Find each line containing the string "background". Copy it.
* start Extracted information *
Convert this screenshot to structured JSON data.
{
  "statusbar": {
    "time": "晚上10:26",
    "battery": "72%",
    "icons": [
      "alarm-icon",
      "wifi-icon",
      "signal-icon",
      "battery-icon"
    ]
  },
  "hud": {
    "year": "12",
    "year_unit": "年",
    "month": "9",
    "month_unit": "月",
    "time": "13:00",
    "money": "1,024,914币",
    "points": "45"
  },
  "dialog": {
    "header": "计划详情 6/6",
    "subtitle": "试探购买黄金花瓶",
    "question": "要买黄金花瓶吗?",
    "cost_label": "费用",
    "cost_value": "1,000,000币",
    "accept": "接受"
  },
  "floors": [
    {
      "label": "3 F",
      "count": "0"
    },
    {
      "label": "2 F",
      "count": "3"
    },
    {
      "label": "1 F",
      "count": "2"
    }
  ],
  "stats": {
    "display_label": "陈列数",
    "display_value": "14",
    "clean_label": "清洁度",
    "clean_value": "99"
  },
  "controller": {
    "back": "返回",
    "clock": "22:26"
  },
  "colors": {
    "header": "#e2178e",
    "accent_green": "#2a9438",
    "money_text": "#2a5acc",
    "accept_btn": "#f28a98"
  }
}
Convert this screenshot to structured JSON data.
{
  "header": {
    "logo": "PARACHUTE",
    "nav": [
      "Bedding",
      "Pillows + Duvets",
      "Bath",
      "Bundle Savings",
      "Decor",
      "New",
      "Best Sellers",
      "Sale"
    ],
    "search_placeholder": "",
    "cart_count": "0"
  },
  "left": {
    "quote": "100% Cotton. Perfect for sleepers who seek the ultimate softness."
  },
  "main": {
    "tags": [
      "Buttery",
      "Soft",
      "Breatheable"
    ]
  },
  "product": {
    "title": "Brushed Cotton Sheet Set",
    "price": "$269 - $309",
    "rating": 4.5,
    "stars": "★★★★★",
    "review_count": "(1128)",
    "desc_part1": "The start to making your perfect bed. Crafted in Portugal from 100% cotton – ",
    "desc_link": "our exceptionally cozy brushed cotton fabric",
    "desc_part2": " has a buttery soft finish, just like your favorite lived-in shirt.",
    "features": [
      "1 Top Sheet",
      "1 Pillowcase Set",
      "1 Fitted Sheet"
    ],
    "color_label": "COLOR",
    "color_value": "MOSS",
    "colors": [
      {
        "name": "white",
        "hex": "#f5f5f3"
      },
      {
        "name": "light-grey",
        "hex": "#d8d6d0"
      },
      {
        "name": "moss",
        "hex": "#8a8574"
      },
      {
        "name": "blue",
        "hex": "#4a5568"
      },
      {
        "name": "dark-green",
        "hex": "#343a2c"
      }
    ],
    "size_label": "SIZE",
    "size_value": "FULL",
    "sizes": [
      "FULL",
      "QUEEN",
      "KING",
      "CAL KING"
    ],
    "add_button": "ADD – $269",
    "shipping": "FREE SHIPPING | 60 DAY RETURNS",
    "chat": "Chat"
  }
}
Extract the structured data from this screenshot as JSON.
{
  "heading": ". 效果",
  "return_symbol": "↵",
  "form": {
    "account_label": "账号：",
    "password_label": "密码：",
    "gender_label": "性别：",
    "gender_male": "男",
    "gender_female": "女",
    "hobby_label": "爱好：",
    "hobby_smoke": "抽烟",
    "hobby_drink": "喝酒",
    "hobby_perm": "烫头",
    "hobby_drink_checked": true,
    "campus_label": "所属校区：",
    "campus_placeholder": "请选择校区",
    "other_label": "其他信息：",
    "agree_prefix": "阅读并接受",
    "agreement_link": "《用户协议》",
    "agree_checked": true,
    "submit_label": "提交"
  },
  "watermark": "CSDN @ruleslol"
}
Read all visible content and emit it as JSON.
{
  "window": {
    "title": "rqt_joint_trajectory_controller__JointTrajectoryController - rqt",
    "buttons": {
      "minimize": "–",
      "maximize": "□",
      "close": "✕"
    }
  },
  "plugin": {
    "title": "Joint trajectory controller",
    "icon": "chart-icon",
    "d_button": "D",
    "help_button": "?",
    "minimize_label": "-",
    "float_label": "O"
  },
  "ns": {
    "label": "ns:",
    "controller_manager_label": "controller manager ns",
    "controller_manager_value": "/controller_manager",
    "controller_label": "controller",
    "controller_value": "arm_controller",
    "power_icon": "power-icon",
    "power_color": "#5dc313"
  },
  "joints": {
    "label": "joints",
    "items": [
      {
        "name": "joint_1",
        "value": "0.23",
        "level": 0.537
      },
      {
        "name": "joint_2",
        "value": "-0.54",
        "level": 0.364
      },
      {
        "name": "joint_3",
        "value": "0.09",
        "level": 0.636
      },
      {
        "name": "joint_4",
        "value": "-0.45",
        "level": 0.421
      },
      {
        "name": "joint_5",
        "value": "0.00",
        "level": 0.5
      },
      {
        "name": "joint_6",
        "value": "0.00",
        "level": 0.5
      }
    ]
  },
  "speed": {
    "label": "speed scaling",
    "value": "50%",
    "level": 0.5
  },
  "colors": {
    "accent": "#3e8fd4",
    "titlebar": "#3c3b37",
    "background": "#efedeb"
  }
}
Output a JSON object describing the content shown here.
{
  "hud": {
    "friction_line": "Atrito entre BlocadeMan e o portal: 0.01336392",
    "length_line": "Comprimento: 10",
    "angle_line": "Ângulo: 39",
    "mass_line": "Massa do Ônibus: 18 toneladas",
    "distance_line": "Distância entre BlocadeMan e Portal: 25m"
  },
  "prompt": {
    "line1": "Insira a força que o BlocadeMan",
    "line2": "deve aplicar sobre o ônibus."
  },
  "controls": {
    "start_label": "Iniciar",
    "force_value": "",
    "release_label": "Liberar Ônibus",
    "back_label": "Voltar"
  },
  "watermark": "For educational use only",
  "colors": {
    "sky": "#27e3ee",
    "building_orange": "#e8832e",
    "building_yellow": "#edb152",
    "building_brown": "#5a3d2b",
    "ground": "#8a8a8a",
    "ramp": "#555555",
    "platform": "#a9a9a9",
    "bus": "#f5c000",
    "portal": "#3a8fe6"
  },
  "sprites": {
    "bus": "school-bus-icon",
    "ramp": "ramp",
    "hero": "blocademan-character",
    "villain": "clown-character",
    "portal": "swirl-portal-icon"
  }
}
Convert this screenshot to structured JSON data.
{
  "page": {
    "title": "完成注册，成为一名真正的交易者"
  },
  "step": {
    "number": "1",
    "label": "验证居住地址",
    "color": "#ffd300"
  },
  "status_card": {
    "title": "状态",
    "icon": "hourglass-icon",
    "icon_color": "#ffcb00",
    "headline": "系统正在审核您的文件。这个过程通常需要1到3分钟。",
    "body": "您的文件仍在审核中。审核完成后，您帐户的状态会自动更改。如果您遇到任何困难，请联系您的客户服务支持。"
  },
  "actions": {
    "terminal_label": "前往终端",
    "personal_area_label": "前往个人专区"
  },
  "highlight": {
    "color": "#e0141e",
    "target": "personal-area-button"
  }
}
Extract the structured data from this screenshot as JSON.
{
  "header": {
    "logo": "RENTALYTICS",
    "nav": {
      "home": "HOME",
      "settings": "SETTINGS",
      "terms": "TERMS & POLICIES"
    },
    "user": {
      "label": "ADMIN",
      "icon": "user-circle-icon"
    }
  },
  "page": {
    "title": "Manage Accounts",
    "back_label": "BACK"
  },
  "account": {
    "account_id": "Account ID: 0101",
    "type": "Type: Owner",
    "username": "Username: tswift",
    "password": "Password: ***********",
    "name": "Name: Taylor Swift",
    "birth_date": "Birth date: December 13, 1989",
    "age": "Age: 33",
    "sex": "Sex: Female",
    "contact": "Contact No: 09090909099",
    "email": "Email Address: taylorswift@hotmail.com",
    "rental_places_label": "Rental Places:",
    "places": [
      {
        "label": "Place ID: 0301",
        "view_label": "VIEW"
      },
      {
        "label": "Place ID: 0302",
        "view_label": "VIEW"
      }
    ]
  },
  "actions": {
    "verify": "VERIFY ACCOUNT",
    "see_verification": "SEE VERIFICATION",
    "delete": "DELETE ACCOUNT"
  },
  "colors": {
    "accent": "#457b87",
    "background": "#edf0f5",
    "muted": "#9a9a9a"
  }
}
* end Extracted information *
Finished answer
    "background": "#efedeb"
    "background": "#edf0f5",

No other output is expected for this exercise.